TASK INPUT:
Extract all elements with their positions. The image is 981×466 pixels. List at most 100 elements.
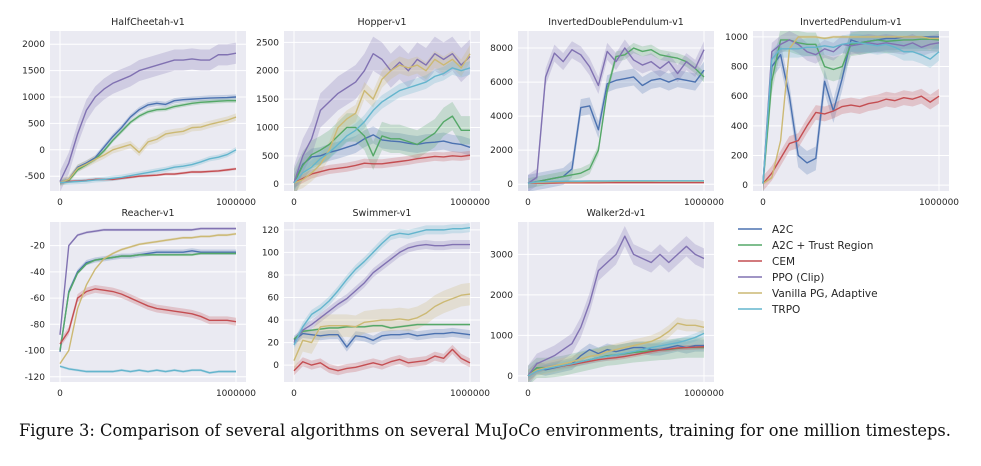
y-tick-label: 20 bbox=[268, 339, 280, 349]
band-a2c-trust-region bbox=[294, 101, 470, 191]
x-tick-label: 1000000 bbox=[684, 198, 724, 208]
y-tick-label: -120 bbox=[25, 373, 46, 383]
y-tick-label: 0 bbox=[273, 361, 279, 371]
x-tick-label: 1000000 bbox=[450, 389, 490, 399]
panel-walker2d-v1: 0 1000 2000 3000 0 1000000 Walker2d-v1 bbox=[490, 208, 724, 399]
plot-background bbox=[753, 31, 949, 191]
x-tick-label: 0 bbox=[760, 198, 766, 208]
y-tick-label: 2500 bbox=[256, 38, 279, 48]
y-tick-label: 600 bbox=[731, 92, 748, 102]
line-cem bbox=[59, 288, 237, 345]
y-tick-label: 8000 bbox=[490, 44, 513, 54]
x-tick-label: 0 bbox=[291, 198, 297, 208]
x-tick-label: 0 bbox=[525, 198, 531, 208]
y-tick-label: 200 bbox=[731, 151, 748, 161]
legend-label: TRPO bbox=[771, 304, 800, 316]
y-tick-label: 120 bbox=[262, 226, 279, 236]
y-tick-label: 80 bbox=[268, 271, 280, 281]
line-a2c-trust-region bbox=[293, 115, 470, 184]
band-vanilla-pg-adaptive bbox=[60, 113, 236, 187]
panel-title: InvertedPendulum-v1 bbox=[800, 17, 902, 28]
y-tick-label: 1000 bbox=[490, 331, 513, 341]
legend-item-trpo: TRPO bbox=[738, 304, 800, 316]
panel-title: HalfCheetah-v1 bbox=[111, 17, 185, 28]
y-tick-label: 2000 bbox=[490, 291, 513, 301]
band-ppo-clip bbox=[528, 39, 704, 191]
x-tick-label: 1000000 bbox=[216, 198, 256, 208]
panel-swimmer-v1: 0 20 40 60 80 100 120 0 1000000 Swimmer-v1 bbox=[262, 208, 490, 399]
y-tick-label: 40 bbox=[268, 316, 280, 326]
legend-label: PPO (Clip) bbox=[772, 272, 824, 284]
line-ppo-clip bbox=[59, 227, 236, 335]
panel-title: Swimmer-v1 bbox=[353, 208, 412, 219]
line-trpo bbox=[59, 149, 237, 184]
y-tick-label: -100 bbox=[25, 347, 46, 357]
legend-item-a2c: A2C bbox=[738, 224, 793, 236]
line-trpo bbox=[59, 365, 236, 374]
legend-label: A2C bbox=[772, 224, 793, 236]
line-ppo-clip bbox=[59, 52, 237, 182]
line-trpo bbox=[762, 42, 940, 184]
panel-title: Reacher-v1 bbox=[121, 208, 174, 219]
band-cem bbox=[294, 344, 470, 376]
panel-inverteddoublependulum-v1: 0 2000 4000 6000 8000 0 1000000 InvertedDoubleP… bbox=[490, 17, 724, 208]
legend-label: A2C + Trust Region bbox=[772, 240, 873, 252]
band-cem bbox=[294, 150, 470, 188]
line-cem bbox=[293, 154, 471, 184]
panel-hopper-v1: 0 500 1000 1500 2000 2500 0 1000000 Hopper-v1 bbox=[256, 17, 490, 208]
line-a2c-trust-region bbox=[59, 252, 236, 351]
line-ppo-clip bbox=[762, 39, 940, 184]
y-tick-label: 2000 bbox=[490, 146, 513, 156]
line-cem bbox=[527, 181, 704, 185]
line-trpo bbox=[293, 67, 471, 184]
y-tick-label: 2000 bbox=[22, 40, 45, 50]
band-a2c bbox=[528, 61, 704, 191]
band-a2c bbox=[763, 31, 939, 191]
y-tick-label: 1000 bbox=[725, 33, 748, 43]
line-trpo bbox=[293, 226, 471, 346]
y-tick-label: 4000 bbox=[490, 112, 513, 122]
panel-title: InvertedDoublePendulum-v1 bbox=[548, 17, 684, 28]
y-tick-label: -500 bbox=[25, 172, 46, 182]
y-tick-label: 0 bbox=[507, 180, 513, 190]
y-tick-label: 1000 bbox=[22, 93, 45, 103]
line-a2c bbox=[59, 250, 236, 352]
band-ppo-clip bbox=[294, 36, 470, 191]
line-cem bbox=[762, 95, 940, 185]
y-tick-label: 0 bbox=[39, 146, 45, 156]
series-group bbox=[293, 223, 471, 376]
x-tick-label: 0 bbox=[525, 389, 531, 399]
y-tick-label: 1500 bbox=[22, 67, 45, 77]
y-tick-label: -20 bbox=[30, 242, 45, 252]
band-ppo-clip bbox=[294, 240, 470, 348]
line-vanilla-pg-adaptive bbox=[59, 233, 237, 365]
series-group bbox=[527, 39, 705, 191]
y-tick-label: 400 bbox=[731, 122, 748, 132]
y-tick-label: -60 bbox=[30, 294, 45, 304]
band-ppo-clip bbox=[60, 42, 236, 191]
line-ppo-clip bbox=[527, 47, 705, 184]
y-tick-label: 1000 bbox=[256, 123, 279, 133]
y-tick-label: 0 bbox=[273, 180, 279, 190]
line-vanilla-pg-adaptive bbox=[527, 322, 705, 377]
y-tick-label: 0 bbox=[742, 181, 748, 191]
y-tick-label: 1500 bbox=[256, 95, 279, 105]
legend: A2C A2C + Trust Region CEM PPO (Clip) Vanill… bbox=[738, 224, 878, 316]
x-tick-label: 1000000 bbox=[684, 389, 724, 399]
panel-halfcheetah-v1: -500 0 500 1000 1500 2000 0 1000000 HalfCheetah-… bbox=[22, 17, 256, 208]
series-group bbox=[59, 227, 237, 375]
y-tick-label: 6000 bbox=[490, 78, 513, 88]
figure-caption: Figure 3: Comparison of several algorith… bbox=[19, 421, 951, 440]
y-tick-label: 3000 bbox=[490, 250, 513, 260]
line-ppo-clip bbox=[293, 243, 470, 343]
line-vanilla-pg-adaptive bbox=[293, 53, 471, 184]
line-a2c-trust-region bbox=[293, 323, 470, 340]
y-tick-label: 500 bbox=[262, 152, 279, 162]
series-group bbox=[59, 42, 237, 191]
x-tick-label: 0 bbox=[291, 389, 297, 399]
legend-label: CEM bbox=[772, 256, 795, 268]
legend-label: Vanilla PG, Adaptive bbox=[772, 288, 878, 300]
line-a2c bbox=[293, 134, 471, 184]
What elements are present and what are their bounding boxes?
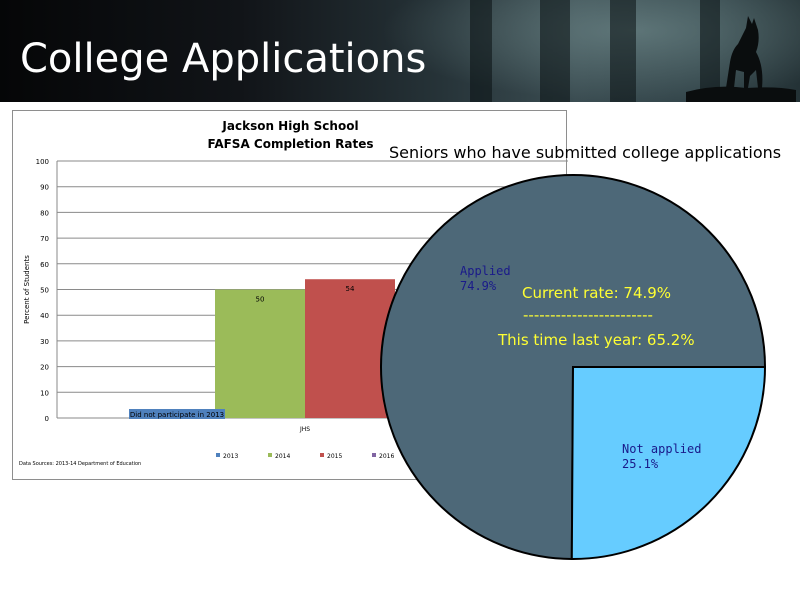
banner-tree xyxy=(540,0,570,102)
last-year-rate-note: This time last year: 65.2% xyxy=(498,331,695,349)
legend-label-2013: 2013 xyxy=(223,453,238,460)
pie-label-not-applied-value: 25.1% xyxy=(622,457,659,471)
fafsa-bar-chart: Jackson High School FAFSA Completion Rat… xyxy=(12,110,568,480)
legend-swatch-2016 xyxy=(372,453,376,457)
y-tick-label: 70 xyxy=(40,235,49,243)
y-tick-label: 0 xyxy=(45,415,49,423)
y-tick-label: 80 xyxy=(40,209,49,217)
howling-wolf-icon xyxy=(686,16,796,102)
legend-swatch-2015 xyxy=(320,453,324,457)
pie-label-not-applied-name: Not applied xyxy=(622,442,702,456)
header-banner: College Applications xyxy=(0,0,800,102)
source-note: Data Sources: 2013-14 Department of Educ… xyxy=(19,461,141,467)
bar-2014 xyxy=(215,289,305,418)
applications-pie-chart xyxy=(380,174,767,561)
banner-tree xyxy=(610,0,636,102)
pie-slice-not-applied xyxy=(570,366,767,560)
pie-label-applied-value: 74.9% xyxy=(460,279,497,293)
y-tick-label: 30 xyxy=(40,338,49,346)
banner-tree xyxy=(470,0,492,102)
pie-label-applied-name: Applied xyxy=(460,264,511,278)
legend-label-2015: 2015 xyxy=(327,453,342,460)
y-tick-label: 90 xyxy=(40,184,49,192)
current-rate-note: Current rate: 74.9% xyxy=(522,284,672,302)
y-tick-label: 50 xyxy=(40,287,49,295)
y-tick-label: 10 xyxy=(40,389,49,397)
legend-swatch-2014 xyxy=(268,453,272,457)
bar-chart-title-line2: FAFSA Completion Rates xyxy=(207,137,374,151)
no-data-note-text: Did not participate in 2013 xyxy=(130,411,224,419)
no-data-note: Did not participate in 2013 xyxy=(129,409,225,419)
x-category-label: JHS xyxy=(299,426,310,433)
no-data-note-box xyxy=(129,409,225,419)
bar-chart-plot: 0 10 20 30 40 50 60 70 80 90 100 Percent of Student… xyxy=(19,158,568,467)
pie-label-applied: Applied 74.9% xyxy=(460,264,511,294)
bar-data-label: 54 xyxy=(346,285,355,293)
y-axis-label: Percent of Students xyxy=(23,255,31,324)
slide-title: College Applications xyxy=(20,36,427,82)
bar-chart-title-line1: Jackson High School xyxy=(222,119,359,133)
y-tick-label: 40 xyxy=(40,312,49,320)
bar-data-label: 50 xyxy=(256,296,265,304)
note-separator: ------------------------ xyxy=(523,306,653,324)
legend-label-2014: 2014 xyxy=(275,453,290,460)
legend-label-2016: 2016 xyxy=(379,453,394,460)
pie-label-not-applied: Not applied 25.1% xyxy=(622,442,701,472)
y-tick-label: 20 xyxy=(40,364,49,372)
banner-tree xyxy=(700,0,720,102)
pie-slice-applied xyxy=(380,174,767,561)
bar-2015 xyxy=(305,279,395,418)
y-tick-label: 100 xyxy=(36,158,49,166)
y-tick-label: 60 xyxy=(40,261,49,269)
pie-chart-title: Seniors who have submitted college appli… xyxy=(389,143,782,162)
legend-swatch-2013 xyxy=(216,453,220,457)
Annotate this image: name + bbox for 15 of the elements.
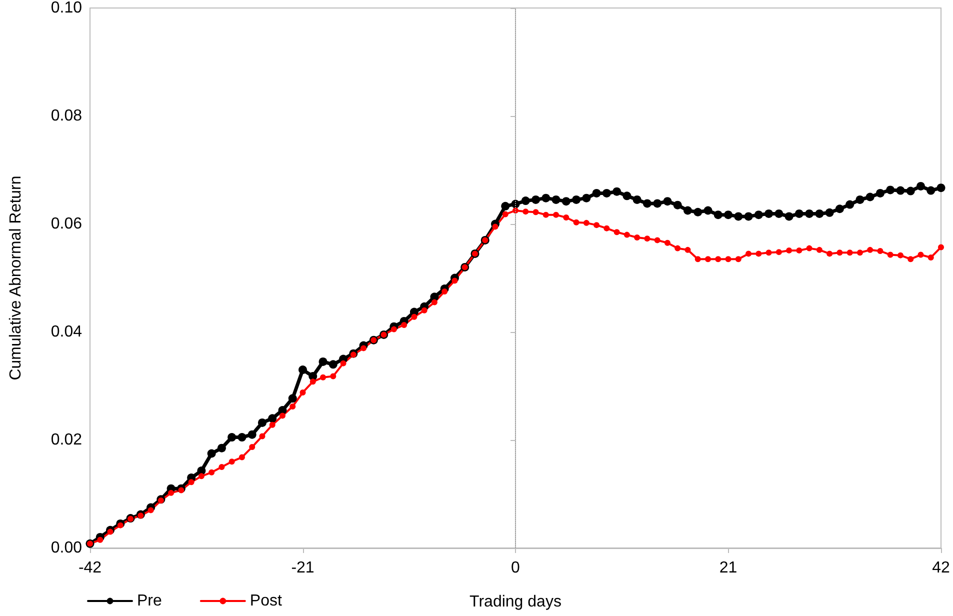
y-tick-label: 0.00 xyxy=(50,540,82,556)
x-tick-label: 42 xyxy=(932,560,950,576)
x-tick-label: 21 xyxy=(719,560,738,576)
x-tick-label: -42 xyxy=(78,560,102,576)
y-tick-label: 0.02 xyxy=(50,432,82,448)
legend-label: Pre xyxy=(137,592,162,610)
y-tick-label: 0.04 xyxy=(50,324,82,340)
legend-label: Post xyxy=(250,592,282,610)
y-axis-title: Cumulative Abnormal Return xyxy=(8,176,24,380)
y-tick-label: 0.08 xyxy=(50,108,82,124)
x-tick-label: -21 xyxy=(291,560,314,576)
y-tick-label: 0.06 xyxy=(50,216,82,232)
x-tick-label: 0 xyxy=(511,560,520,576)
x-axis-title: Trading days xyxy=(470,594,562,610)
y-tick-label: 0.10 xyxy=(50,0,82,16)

EXERCISE BRIEF:
Put the lines from the one containing "banner-tree xyxy=(540,0,570,102)" through the one containing "pie-label-applied-name: Applied xyxy=(460,264,511,278)", both included, into a numbered list, skipping any blank lines.

FULL OUTPUT:
1. banner-tree xyxy=(540,0,570,102)
2. last-year-rate-note: This time last year: 65.2% xyxy=(498,331,695,349)
3. legend-label-2013: 2013 xyxy=(223,453,238,460)
4. pie-label-not-applied-value: 25.1% xyxy=(622,457,659,471)
5. fafsa-bar-chart: Jackson High School FAFSA Completion Rat… xyxy=(12,110,568,480)
6. legend-swatch-2016 xyxy=(372,453,376,457)
7. y-tick-label: 70 xyxy=(40,235,49,243)
8. y-tick-label: 0 xyxy=(45,415,49,423)
9. y-tick-label: 80 xyxy=(40,209,49,217)
10. howling-wolf-icon xyxy=(686,16,796,102)
11. legend-swatch-2015 xyxy=(320,453,324,457)
12. pie-label-not-applied-name: Not applied xyxy=(622,442,702,456)
13. header-banner: College Applications xyxy=(0,0,800,102)
14. source-note: Data Sources: 2013-14 Department of Educ… xyxy=(19,461,141,467)
15. bar-2014 xyxy=(215,289,305,418)
16. applications-pie-chart xyxy=(380,174,767,561)
17. banner-tree xyxy=(610,0,636,102)
18. pie-slice-not-applied xyxy=(570,366,767,560)
19. pie-label-applied-value: 74.9% xyxy=(460,279,497,293)
20. y-tick-label: 30 xyxy=(40,338,49,346)
21. banner-tree xyxy=(470,0,492,102)
22. pie-label-applied-name: Applied xyxy=(460,264,511,278)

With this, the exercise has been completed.